### EXERCISE:
Write the data out again exactly, with no pictures.

======== RAW RECORDS

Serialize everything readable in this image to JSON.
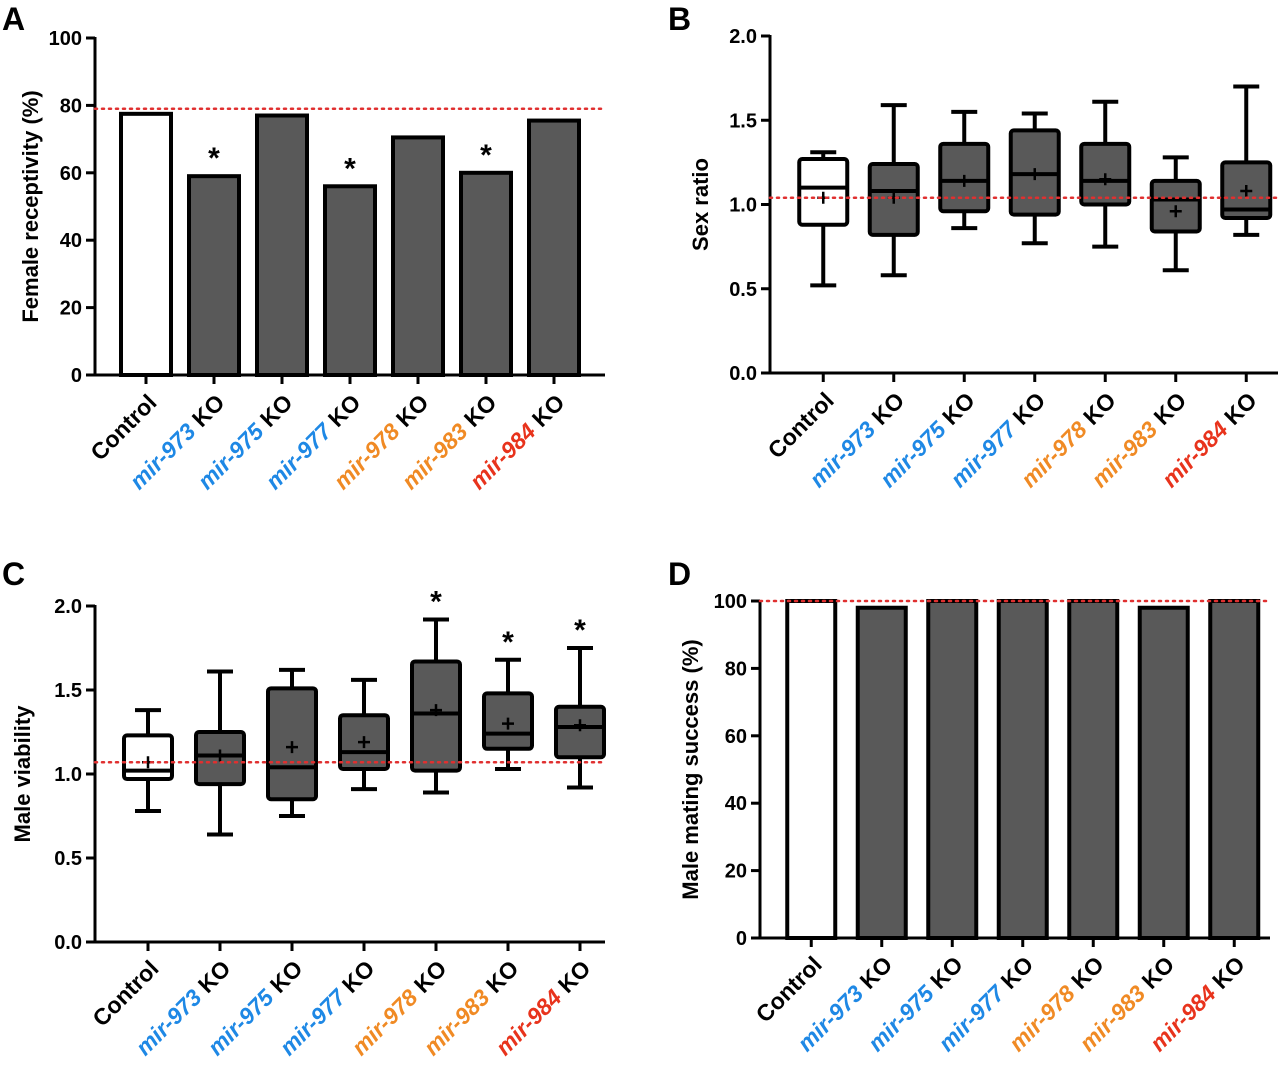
{
  "colors": {
    "control_fill": "#ffffff",
    "ko_fill": "#595959",
    "outline": "#000000",
    "reference_line": "#e03030",
    "blue": "#1e88e5",
    "orange": "#f08a24",
    "red": "#e8331c",
    "black": "#000000"
  },
  "chart_data": [
    {
      "panel": "A",
      "type": "bar",
      "ylabel": "Female receptivity (%)",
      "ylim": [
        0,
        100
      ],
      "yticks": [
        "0",
        "20",
        "40",
        "60",
        "80",
        "100"
      ],
      "reference_line": 79,
      "categories": [
        {
          "prefix": "",
          "gene": "Control",
          "suffix": "",
          "color": "black"
        },
        {
          "prefix": "mir-",
          "gene": "973",
          "suffix": " KO",
          "color": "blue"
        },
        {
          "prefix": "mir-",
          "gene": "975",
          "suffix": " KO",
          "color": "blue"
        },
        {
          "prefix": "mir-",
          "gene": "977",
          "suffix": " KO",
          "color": "blue"
        },
        {
          "prefix": "mir-",
          "gene": "978",
          "suffix": " KO",
          "color": "orange"
        },
        {
          "prefix": "mir-",
          "gene": "983",
          "suffix": " KO",
          "color": "orange"
        },
        {
          "prefix": "mir-",
          "gene": "984",
          "suffix": " KO",
          "color": "red"
        }
      ],
      "values": [
        77.5,
        59,
        77,
        56,
        70.5,
        60,
        75.5
      ],
      "significance": [
        "",
        "*",
        "",
        "*",
        "",
        "*",
        ""
      ]
    },
    {
      "panel": "B",
      "type": "box",
      "ylabel": "Sex ratio",
      "ylim": [
        0,
        2.0
      ],
      "yticks": [
        "0.0",
        "0.5",
        "1.0",
        "1.5",
        "2.0"
      ],
      "reference_line": 1.04,
      "categories": [
        {
          "prefix": "",
          "gene": "Control",
          "suffix": "",
          "color": "black"
        },
        {
          "prefix": "mir-",
          "gene": "973",
          "suffix": " KO",
          "color": "blue"
        },
        {
          "prefix": "mir-",
          "gene": "975",
          "suffix": " KO",
          "color": "blue"
        },
        {
          "prefix": "mir-",
          "gene": "977",
          "suffix": " KO",
          "color": "blue"
        },
        {
          "prefix": "mir-",
          "gene": "978",
          "suffix": " KO",
          "color": "orange"
        },
        {
          "prefix": "mir-",
          "gene": "983",
          "suffix": " KO",
          "color": "orange"
        },
        {
          "prefix": "mir-",
          "gene": "984",
          "suffix": " KO",
          "color": "red"
        }
      ],
      "boxes": [
        {
          "min": 0.52,
          "q1": 0.88,
          "median": 1.1,
          "q3": 1.27,
          "max": 1.31,
          "mean": 1.04
        },
        {
          "min": 0.58,
          "q1": 0.82,
          "median": 1.08,
          "q3": 1.24,
          "max": 1.59,
          "mean": 1.04
        },
        {
          "min": 0.86,
          "q1": 0.96,
          "median": 1.14,
          "q3": 1.36,
          "max": 1.55,
          "mean": 1.14
        },
        {
          "min": 0.77,
          "q1": 0.94,
          "median": 1.18,
          "q3": 1.44,
          "max": 1.54,
          "mean": 1.18
        },
        {
          "min": 0.75,
          "q1": 1.0,
          "median": 1.14,
          "q3": 1.36,
          "max": 1.61,
          "mean": 1.15
        },
        {
          "min": 0.61,
          "q1": 0.84,
          "median": 1.03,
          "q3": 1.14,
          "max": 1.28,
          "mean": 0.96
        },
        {
          "min": 0.82,
          "q1": 0.92,
          "median": 0.97,
          "q3": 1.25,
          "max": 1.7,
          "mean": 1.08
        }
      ],
      "significance": [
        "",
        "",
        "",
        "",
        "",
        "",
        ""
      ]
    },
    {
      "panel": "C",
      "type": "box",
      "ylabel": "Male viability",
      "ylim": [
        0,
        2.0
      ],
      "yticks": [
        "0.0",
        "0.5",
        "1.0",
        "1.5",
        "2.0"
      ],
      "reference_line": 1.07,
      "categories": [
        {
          "prefix": "",
          "gene": "Control",
          "suffix": "",
          "color": "black"
        },
        {
          "prefix": "mir-",
          "gene": "973",
          "suffix": " KO",
          "color": "blue"
        },
        {
          "prefix": "mir-",
          "gene": "975",
          "suffix": " KO",
          "color": "blue"
        },
        {
          "prefix": "mir-",
          "gene": "977",
          "suffix": " KO",
          "color": "blue"
        },
        {
          "prefix": "mir-",
          "gene": "978",
          "suffix": " KO",
          "color": "orange"
        },
        {
          "prefix": "mir-",
          "gene": "983",
          "suffix": " KO",
          "color": "orange"
        },
        {
          "prefix": "mir-",
          "gene": "984",
          "suffix": " KO",
          "color": "red"
        }
      ],
      "boxes": [
        {
          "min": 0.78,
          "q1": 0.97,
          "median": 1.02,
          "q3": 1.23,
          "max": 1.38,
          "mean": 1.07
        },
        {
          "min": 0.64,
          "q1": 0.94,
          "median": 1.11,
          "q3": 1.25,
          "max": 1.61,
          "mean": 1.11
        },
        {
          "min": 0.75,
          "q1": 0.85,
          "median": 1.04,
          "q3": 1.51,
          "max": 1.62,
          "mean": 1.16
        },
        {
          "min": 0.91,
          "q1": 1.03,
          "median": 1.13,
          "q3": 1.35,
          "max": 1.56,
          "mean": 1.19
        },
        {
          "min": 0.89,
          "q1": 1.02,
          "median": 1.36,
          "q3": 1.67,
          "max": 1.92,
          "mean": 1.38
        },
        {
          "min": 1.03,
          "q1": 1.15,
          "median": 1.24,
          "q3": 1.48,
          "max": 1.68,
          "mean": 1.3
        },
        {
          "min": 0.92,
          "q1": 1.1,
          "median": 1.28,
          "q3": 1.4,
          "max": 1.75,
          "mean": 1.29
        }
      ],
      "significance": [
        "",
        "",
        "",
        "",
        "*",
        "*",
        "*"
      ]
    },
    {
      "panel": "D",
      "type": "bar",
      "ylabel": "Male mating success (%)",
      "ylim": [
        0,
        100
      ],
      "yticks": [
        "0",
        "20",
        "40",
        "60",
        "80",
        "100"
      ],
      "reference_line": 100,
      "categories": [
        {
          "prefix": "",
          "gene": "Control",
          "suffix": "",
          "color": "black"
        },
        {
          "prefix": "mir-",
          "gene": "973",
          "suffix": " KO",
          "color": "blue"
        },
        {
          "prefix": "mir-",
          "gene": "975",
          "suffix": " KO",
          "color": "blue"
        },
        {
          "prefix": "mir-",
          "gene": "977",
          "suffix": " KO",
          "color": "blue"
        },
        {
          "prefix": "mir-",
          "gene": "978",
          "suffix": " KO",
          "color": "orange"
        },
        {
          "prefix": "mir-",
          "gene": "983",
          "suffix": " KO",
          "color": "orange"
        },
        {
          "prefix": "mir-",
          "gene": "984",
          "suffix": " KO",
          "color": "red"
        }
      ],
      "values": [
        100,
        98,
        100,
        100,
        100,
        98,
        100
      ],
      "significance": [
        "",
        "",
        "",
        "",
        "",
        "",
        ""
      ]
    }
  ]
}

================

### SOLVED PROBLEM:
Serialize everything readable in this image to JSON.
{
  "colors": {
    "control_fill": "#ffffff",
    "ko_fill": "#595959",
    "outline": "#000000",
    "reference_line": "#e03030",
    "blue": "#1e88e5",
    "orange": "#f08a24",
    "red": "#e8331c",
    "black": "#000000"
  },
  "chart_data": [
    {
      "panel": "A",
      "type": "bar",
      "ylabel": "Female receptivity (%)",
      "ylim": [
        0,
        100
      ],
      "yticks": [
        "0",
        "20",
        "40",
        "60",
        "80",
        "100"
      ],
      "reference_line": 79,
      "categories": [
        {
          "prefix": "",
          "gene": "Control",
          "suffix": "",
          "color": "black"
        },
        {
          "prefix": "mir-",
          "gene": "973",
          "suffix": " KO",
          "color": "blue"
        },
        {
          "prefix": "mir-",
          "gene": "975",
          "suffix": " KO",
          "color": "blue"
        },
        {
          "prefix": "mir-",
          "gene": "977",
          "suffix": " KO",
          "color": "blue"
        },
        {
          "prefix": "mir-",
          "gene": "978",
          "suffix": " KO",
          "color": "orange"
        },
        {
          "prefix": "mir-",
          "gene": "983",
          "suffix": " KO",
          "color": "orange"
        },
        {
          "prefix": "mir-",
          "gene": "984",
          "suffix": " KO",
          "color": "red"
        }
      ],
      "values": [
        77.5,
        59,
        77,
        56,
        70.5,
        60,
        75.5
      ],
      "significance": [
        "",
        "*",
        "",
        "*",
        "",
        "*",
        ""
      ]
    },
    {
      "panel": "B",
      "type": "box",
      "ylabel": "Sex ratio",
      "ylim": [
        0,
        2.0
      ],
      "yticks": [
        "0.0",
        "0.5",
        "1.0",
        "1.5",
        "2.0"
      ],
      "reference_line": 1.04,
      "categories": [
        {
          "prefix": "",
          "gene": "Control",
          "suffix": "",
          "color": "black"
        },
        {
          "prefix": "mir-",
          "gene": "973",
          "suffix": " KO",
          "color": "blue"
        },
        {
          "prefix": "mir-",
          "gene": "975",
          "suffix": " KO",
          "color": "blue"
        },
        {
          "prefix": "mir-",
          "gene": "977",
          "suffix": " KO",
          "color": "blue"
        },
        {
          "prefix": "mir-",
          "gene": "978",
          "suffix": " KO",
          "color": "orange"
        },
        {
          "prefix": "mir-",
          "gene": "983",
          "suffix": " KO",
          "color": "orange"
        },
        {
          "prefix": "mir-",
          "gene": "984",
          "suffix": " KO",
          "color": "red"
        }
      ],
      "boxes": [
        {
          "min": 0.52,
          "q1": 0.88,
          "median": 1.1,
          "q3": 1.27,
          "max": 1.31,
          "mean": 1.04
        },
        {
          "min": 0.58,
          "q1": 0.82,
          "median": 1.08,
          "q3": 1.24,
          "max": 1.59,
          "mean": 1.04
        },
        {
          "min": 0.86,
          "q1": 0.96,
          "median": 1.14,
          "q3": 1.36,
          "max": 1.55,
          "mean": 1.14
        },
        {
          "min": 0.77,
          "q1": 0.94,
          "median": 1.18,
          "q3": 1.44,
          "max": 1.54,
          "mean": 1.18
        },
        {
          "min": 0.75,
          "q1": 1.0,
          "median": 1.14,
          "q3": 1.36,
          "max": 1.61,
          "mean": 1.15
        },
        {
          "min": 0.61,
          "q1": 0.84,
          "median": 1.03,
          "q3": 1.14,
          "max": 1.28,
          "mean": 0.96
        },
        {
          "min": 0.82,
          "q1": 0.92,
          "median": 0.97,
          "q3": 1.25,
          "max": 1.7,
          "mean": 1.08
        }
      ],
      "significance": [
        "",
        "",
        "",
        "",
        "",
        "",
        ""
      ]
    },
    {
      "panel": "C",
      "type": "box",
      "ylabel": "Male viability",
      "ylim": [
        0,
        2.0
      ],
      "yticks": [
        "0.0",
        "0.5",
        "1.0",
        "1.5",
        "2.0"
      ],
      "reference_line": 1.07,
      "categories": [
        {
          "prefix": "",
          "gene": "Control",
          "suffix": "",
          "color": "black"
        },
        {
          "prefix": "mir-",
          "gene": "973",
          "suffix": " KO",
          "color": "blue"
        },
        {
          "prefix": "mir-",
          "gene": "975",
          "suffix": " KO",
          "color": "blue"
        },
        {
          "prefix": "mir-",
          "gene": "977",
          "suffix": " KO",
          "color": "blue"
        },
        {
          "prefix": "mir-",
          "gene": "978",
          "suffix": " KO",
          "color": "orange"
        },
        {
          "prefix": "mir-",
          "gene": "983",
          "suffix": " KO",
          "color": "orange"
        },
        {
          "prefix": "mir-",
          "gene": "984",
          "suffix": " KO",
          "color": "red"
        }
      ],
      "boxes": [
        {
          "min": 0.78,
          "q1": 0.97,
          "median": 1.02,
          "q3": 1.23,
          "max": 1.38,
          "mean": 1.07
        },
        {
          "min": 0.64,
          "q1": 0.94,
          "median": 1.11,
          "q3": 1.25,
          "max": 1.61,
          "mean": 1.11
        },
        {
          "min": 0.75,
          "q1": 0.85,
          "median": 1.04,
          "q3": 1.51,
          "max": 1.62,
          "mean": 1.16
        },
        {
          "min": 0.91,
          "q1": 1.03,
          "median": 1.13,
          "q3": 1.35,
          "max": 1.56,
          "mean": 1.19
        },
        {
          "min": 0.89,
          "q1": 1.02,
          "median": 1.36,
          "q3": 1.67,
          "max": 1.92,
          "mean": 1.38
        },
        {
          "min": 1.03,
          "q1": 1.15,
          "median": 1.24,
          "q3": 1.48,
          "max": 1.68,
          "mean": 1.3
        },
        {
          "min": 0.92,
          "q1": 1.1,
          "median": 1.28,
          "q3": 1.4,
          "max": 1.75,
          "mean": 1.29
        }
      ],
      "significance": [
        "",
        "",
        "",
        "",
        "*",
        "*",
        "*"
      ]
    },
    {
      "panel": "D",
      "type": "bar",
      "ylabel": "Male mating success (%)",
      "ylim": [
        0,
        100
      ],
      "yticks": [
        "0",
        "20",
        "40",
        "60",
        "80",
        "100"
      ],
      "reference_line": 100,
      "categories": [
        {
          "prefix": "",
          "gene": "Control",
          "suffix": "",
          "color": "black"
        },
        {
          "prefix": "mir-",
          "gene": "973",
          "suffix": " KO",
          "color": "blue"
        },
        {
          "prefix": "mir-",
          "gene": "975",
          "suffix": " KO",
          "color": "blue"
        },
        {
          "prefix": "mir-",
          "gene": "977",
          "suffix": " KO",
          "color": "blue"
        },
        {
          "prefix": "mir-",
          "gene": "978",
          "suffix": " KO",
          "color": "orange"
        },
        {
          "prefix": "mir-",
          "gene": "983",
          "suffix": " KO",
          "color": "orange"
        },
        {
          "prefix": "mir-",
          "gene": "984",
          "suffix": " KO",
          "color": "red"
        }
      ],
      "values": [
        100,
        98,
        100,
        100,
        100,
        98,
        100
      ],
      "significance": [
        "",
        "",
        "",
        "",
        "",
        "",
        ""
      ]
    }
  ]
}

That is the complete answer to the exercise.